:: Exercise brief ::
Lines containing the string "Free" are to be counted; report the number and nothing more.

:: Material ::

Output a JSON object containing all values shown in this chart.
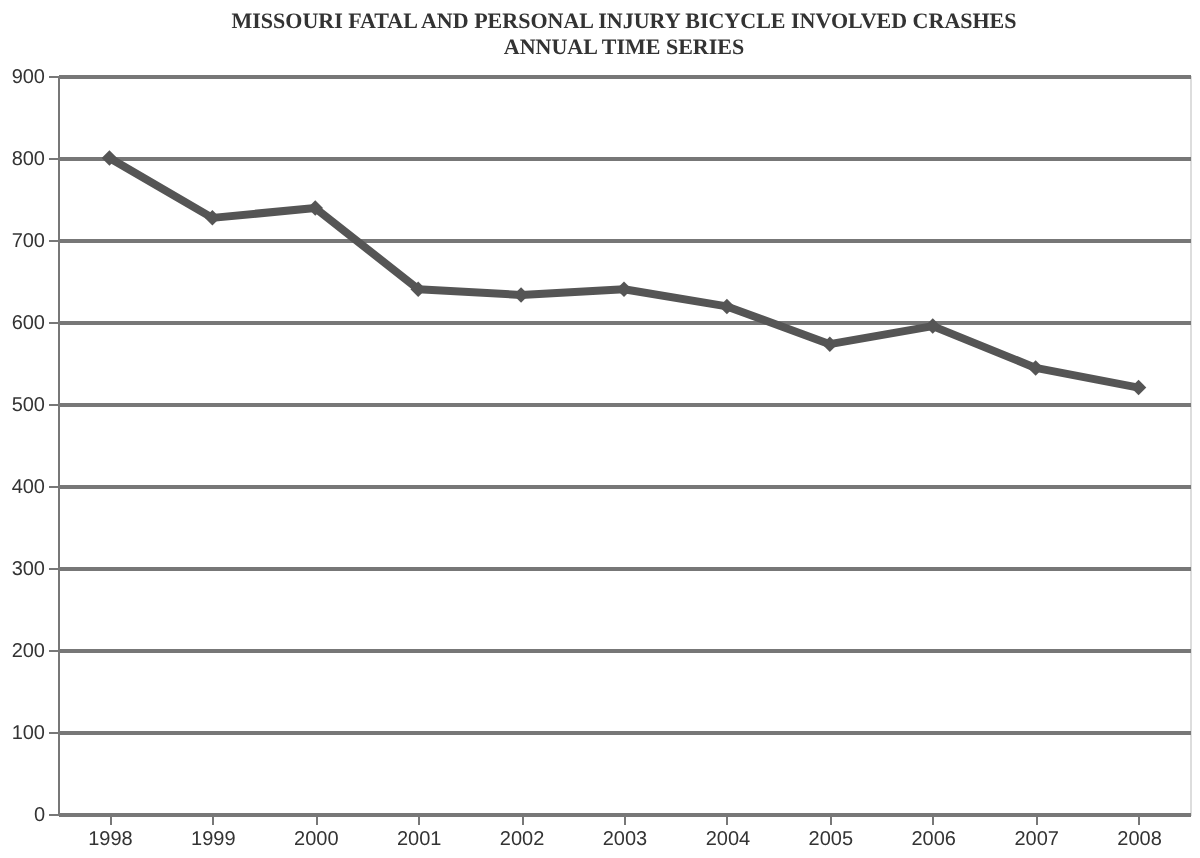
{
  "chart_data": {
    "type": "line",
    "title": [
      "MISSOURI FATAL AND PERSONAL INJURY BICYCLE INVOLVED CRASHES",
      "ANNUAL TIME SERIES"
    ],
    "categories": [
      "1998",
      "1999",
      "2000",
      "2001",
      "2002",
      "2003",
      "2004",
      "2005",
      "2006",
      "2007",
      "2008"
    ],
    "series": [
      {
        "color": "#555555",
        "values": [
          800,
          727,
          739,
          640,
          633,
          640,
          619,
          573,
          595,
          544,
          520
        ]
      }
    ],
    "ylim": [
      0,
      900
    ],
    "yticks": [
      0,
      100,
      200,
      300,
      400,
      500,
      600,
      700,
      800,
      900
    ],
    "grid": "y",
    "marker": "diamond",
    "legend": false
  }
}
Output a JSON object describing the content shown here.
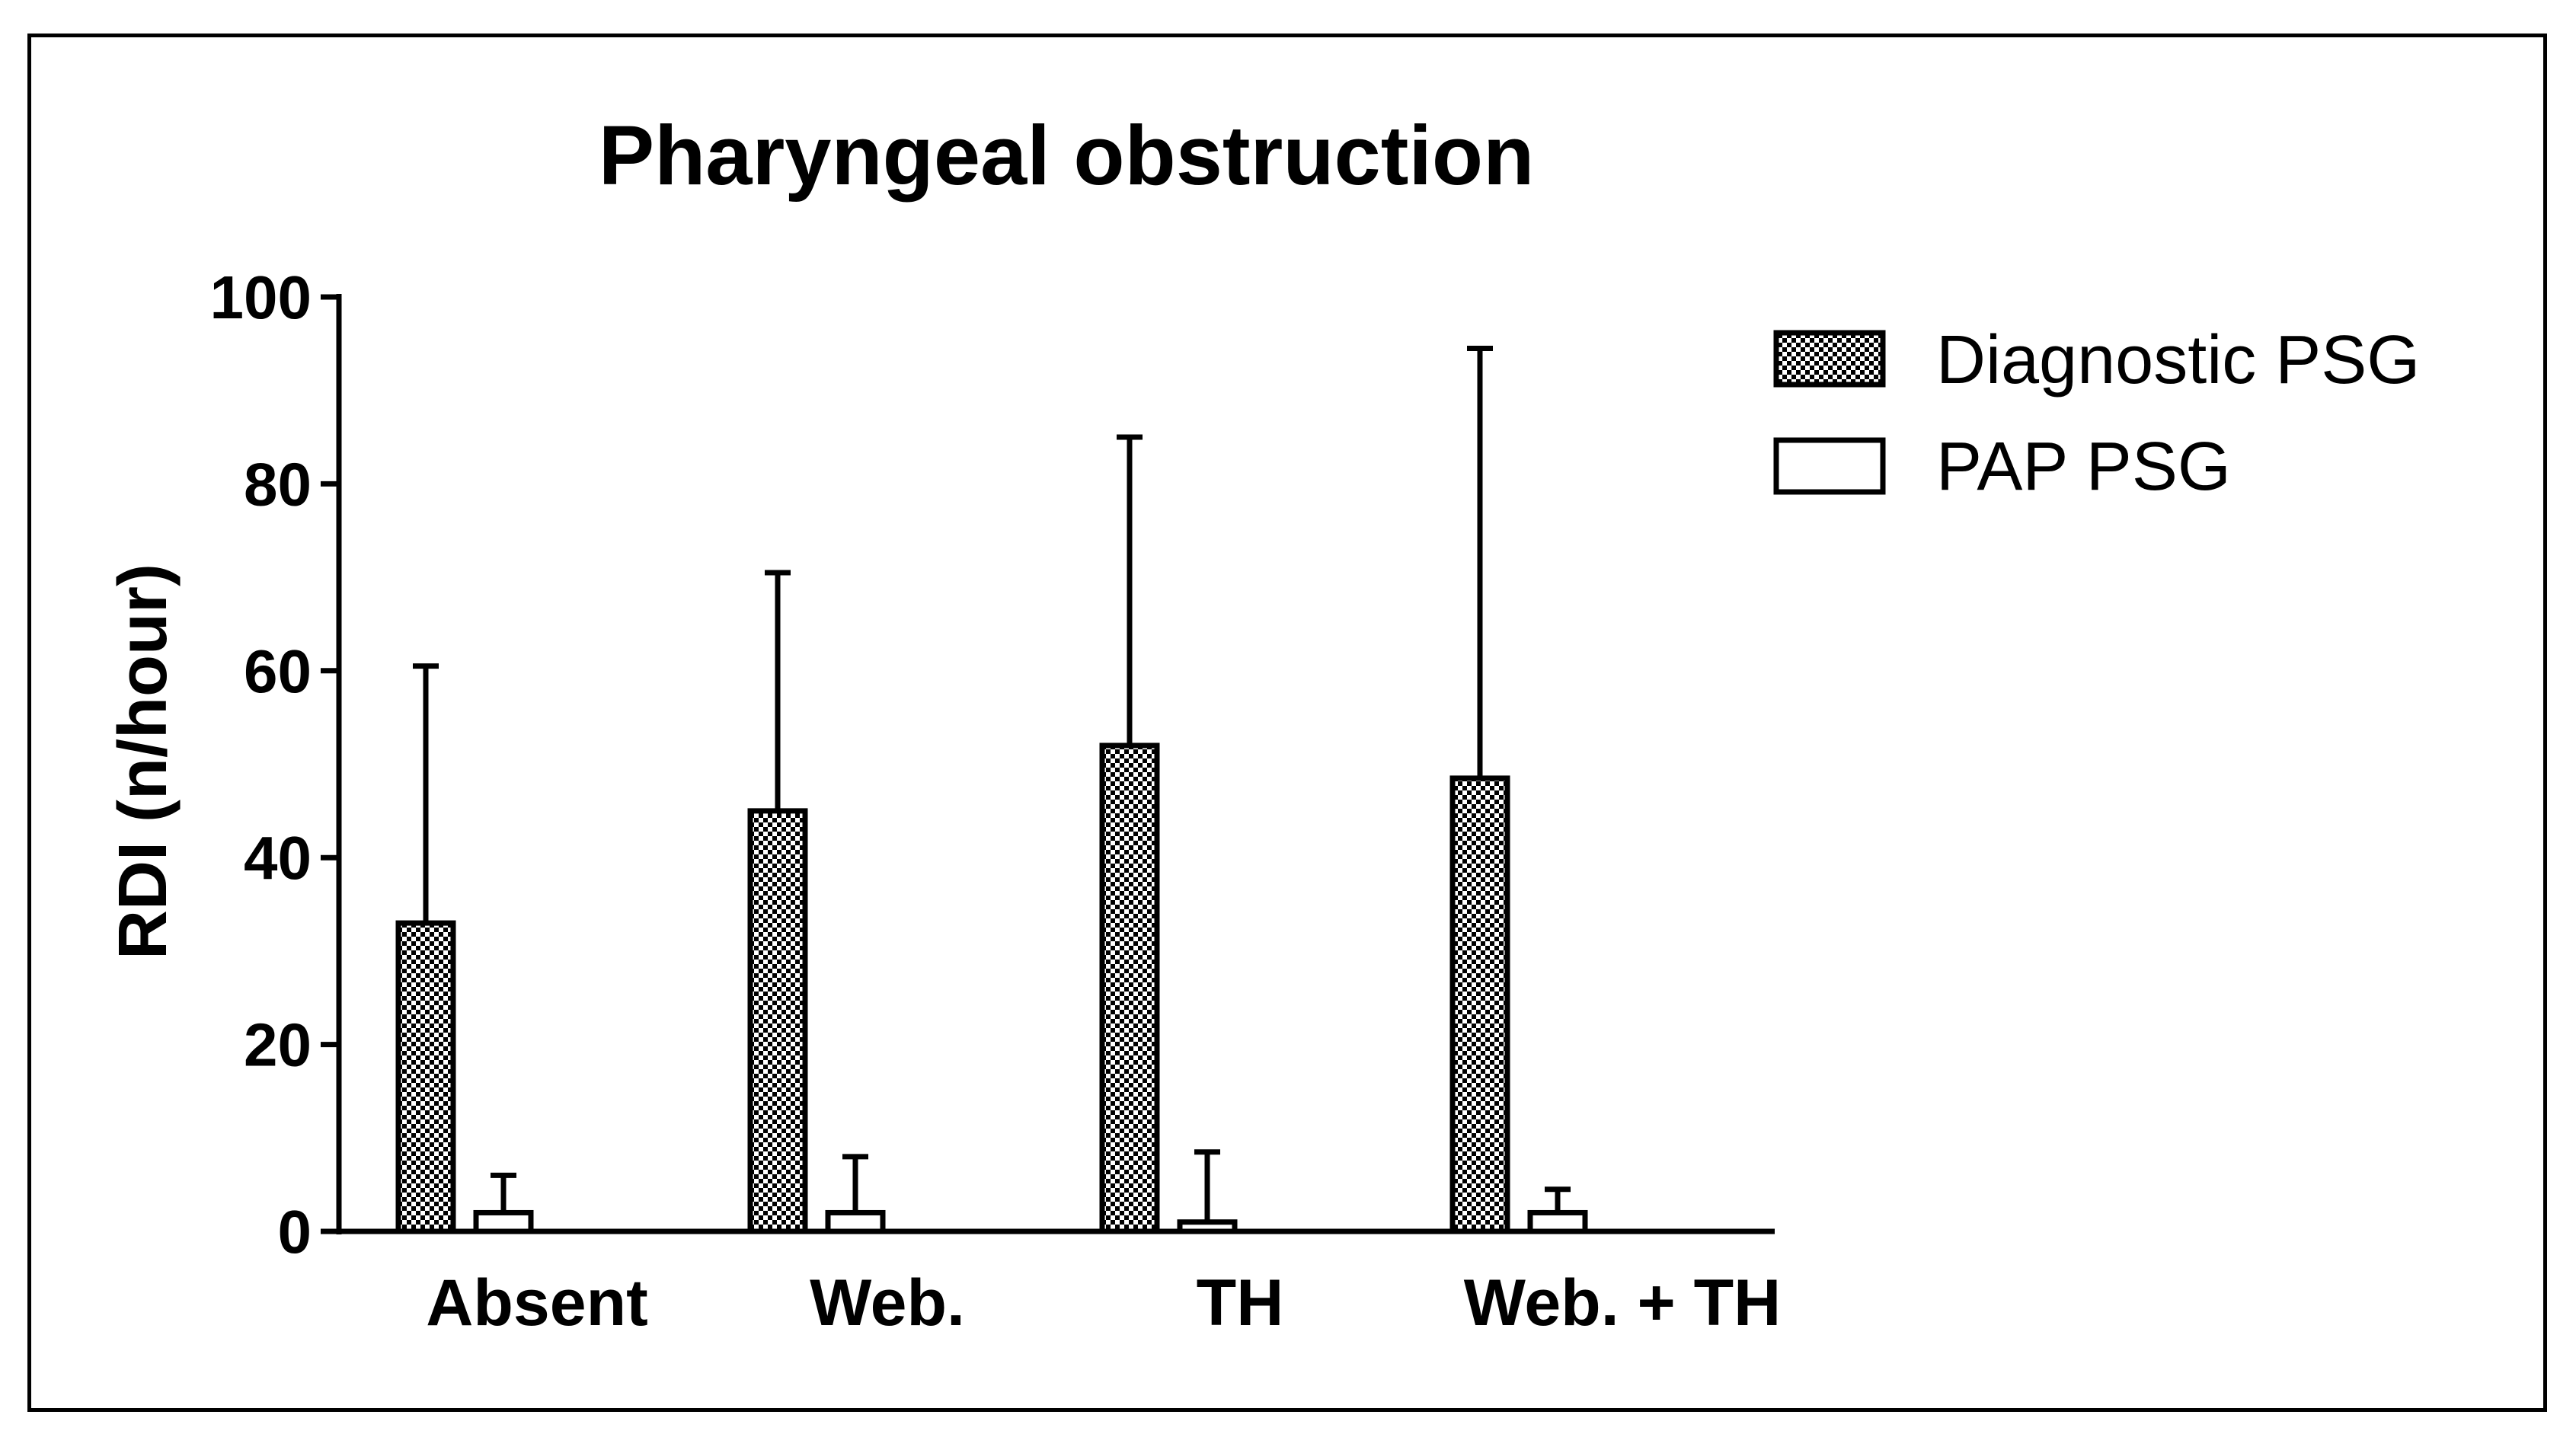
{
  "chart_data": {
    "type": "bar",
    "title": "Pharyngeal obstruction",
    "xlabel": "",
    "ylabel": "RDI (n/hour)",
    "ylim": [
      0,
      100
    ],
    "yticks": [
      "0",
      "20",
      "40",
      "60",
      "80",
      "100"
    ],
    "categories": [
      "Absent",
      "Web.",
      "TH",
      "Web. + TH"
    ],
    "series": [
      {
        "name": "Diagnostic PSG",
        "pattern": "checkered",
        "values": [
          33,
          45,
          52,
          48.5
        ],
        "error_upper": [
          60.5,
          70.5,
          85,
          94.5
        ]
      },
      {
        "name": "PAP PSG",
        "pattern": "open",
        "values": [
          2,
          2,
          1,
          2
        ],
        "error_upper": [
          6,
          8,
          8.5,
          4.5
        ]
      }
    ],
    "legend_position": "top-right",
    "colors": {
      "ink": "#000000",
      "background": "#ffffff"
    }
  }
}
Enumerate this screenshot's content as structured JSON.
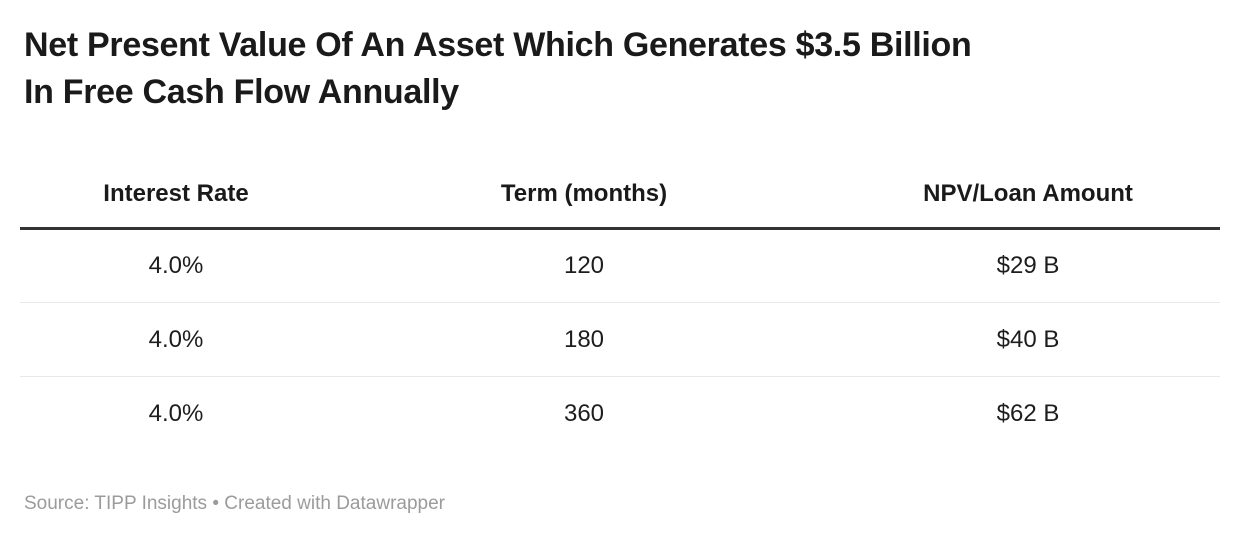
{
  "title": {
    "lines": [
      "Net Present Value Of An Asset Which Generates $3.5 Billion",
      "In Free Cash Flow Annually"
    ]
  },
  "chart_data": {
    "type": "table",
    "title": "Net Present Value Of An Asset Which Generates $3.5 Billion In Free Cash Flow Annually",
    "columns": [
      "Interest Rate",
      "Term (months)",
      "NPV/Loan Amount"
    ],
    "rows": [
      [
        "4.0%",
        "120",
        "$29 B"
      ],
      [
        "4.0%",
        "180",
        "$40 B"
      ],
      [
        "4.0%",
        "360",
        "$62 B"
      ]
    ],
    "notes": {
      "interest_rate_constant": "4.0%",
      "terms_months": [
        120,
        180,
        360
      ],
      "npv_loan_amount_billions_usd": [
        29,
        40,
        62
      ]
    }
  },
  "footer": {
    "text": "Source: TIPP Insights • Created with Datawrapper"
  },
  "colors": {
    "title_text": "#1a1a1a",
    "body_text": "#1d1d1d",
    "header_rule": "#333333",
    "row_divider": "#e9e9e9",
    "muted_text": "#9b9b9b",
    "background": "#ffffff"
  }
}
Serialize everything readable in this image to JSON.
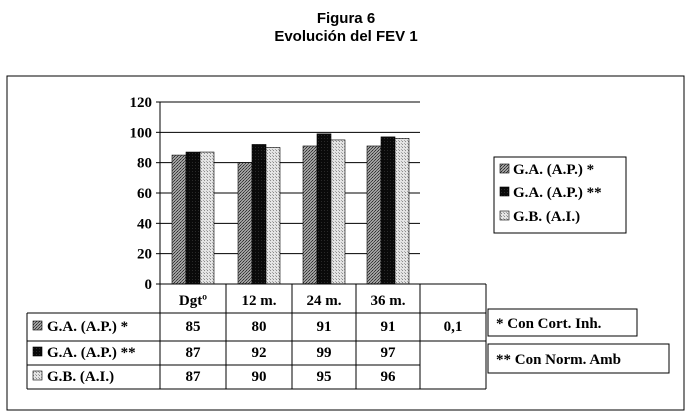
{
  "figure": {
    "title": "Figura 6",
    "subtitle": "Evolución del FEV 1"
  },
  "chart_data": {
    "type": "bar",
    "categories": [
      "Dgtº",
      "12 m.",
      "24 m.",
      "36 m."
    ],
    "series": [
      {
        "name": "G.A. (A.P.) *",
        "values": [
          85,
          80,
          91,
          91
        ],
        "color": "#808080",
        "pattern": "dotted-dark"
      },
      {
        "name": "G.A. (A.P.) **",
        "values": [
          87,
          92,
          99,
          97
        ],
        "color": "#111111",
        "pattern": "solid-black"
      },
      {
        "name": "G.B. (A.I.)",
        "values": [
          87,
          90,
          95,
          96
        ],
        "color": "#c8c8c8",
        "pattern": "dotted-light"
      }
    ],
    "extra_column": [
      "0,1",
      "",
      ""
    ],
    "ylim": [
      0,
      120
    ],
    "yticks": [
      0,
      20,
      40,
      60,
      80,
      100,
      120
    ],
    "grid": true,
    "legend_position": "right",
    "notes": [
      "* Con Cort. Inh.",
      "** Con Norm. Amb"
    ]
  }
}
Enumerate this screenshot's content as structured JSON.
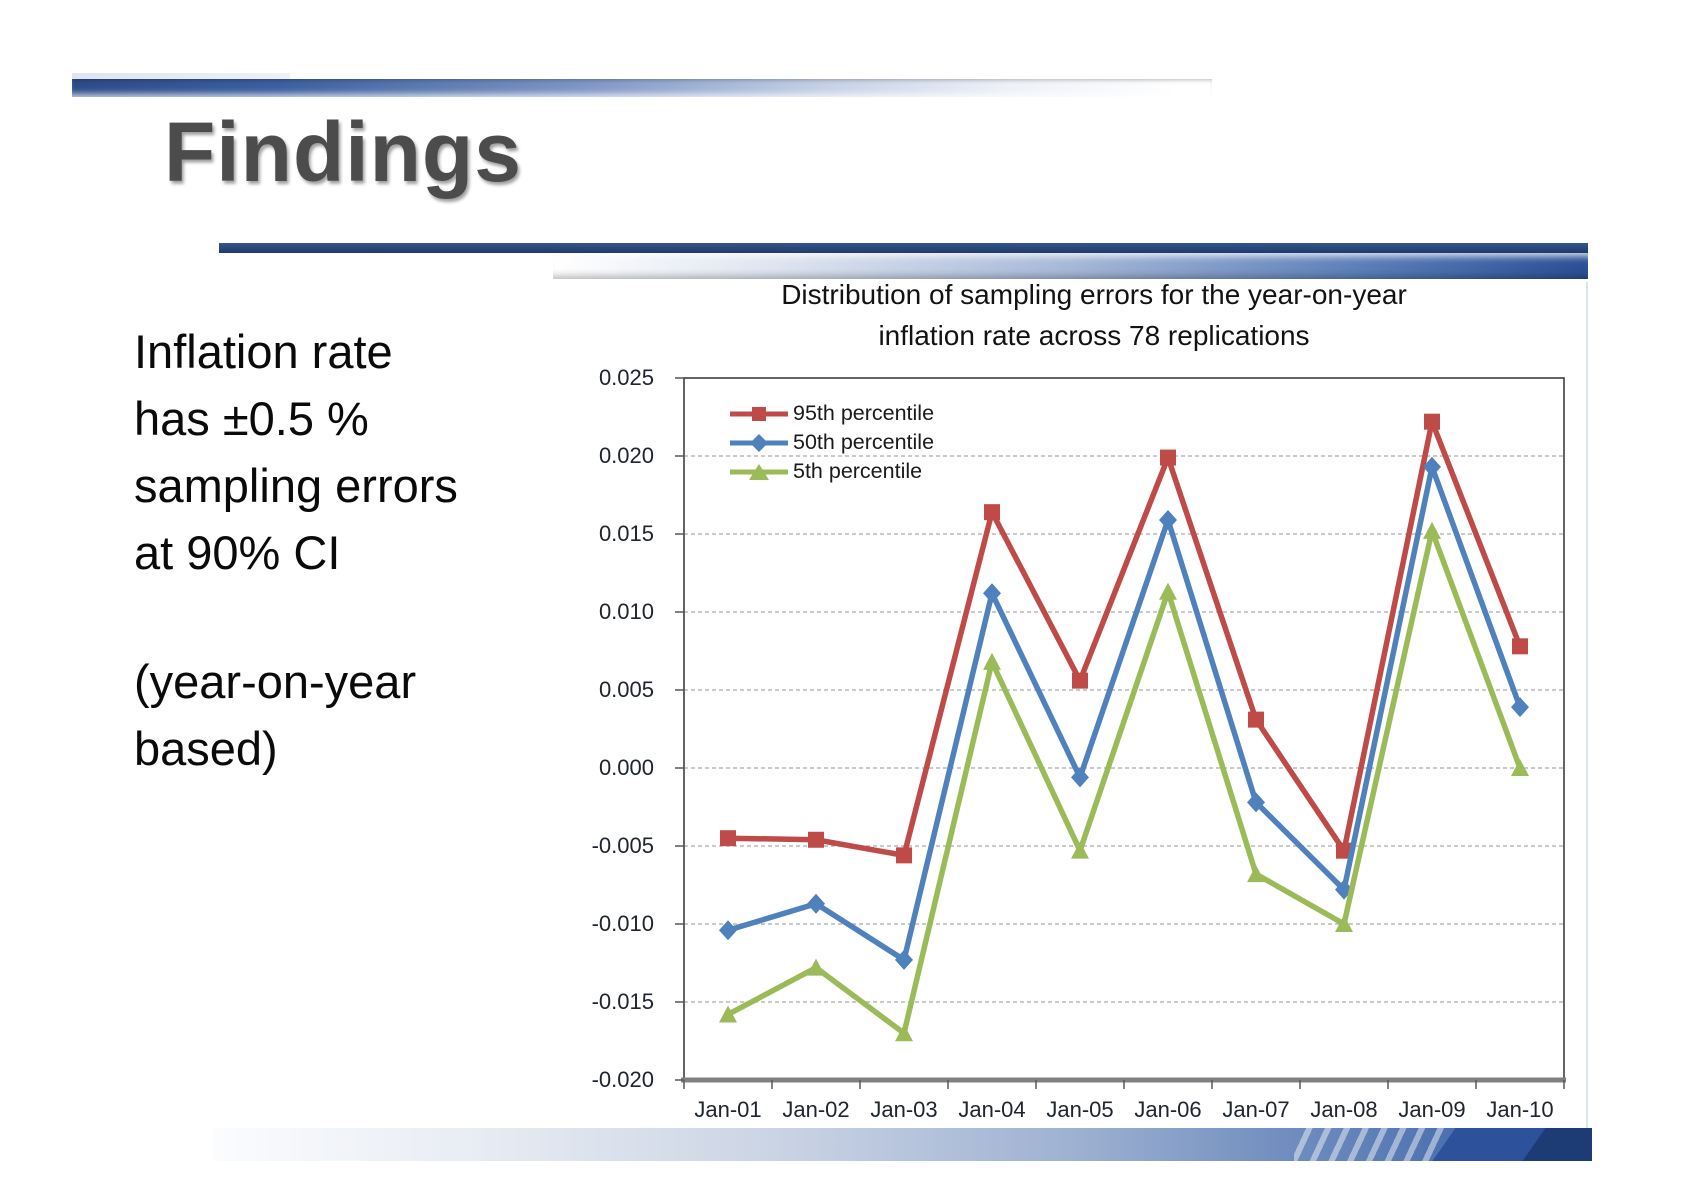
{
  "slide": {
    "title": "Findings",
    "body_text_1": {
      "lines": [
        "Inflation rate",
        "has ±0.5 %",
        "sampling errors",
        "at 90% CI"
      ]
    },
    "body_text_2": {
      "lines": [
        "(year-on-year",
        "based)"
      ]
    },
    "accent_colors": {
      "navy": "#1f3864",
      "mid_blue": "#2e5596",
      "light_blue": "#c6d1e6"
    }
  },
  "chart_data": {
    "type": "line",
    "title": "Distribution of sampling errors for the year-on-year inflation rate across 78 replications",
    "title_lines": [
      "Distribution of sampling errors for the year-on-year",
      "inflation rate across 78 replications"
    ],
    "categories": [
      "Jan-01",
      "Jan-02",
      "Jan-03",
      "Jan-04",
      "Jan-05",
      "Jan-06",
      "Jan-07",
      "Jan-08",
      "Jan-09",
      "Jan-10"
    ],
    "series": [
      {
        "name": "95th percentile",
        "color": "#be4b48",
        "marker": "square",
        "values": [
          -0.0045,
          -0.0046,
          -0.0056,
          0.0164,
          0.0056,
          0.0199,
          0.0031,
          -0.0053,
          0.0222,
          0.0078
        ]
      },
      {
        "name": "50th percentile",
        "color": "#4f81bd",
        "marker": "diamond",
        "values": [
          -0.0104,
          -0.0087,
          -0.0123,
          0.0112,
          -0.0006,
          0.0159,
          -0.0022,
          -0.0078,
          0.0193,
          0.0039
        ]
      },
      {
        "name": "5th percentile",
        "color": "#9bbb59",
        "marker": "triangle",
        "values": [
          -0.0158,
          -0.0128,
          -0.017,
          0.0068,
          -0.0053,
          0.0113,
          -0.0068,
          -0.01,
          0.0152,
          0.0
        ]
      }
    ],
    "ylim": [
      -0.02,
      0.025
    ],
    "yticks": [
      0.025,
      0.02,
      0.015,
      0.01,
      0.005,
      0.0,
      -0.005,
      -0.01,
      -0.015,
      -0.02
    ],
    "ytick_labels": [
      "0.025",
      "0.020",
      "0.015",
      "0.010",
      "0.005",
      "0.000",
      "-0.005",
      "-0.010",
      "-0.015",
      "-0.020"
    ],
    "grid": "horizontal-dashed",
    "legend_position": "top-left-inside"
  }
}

:: Exercise solution ::
2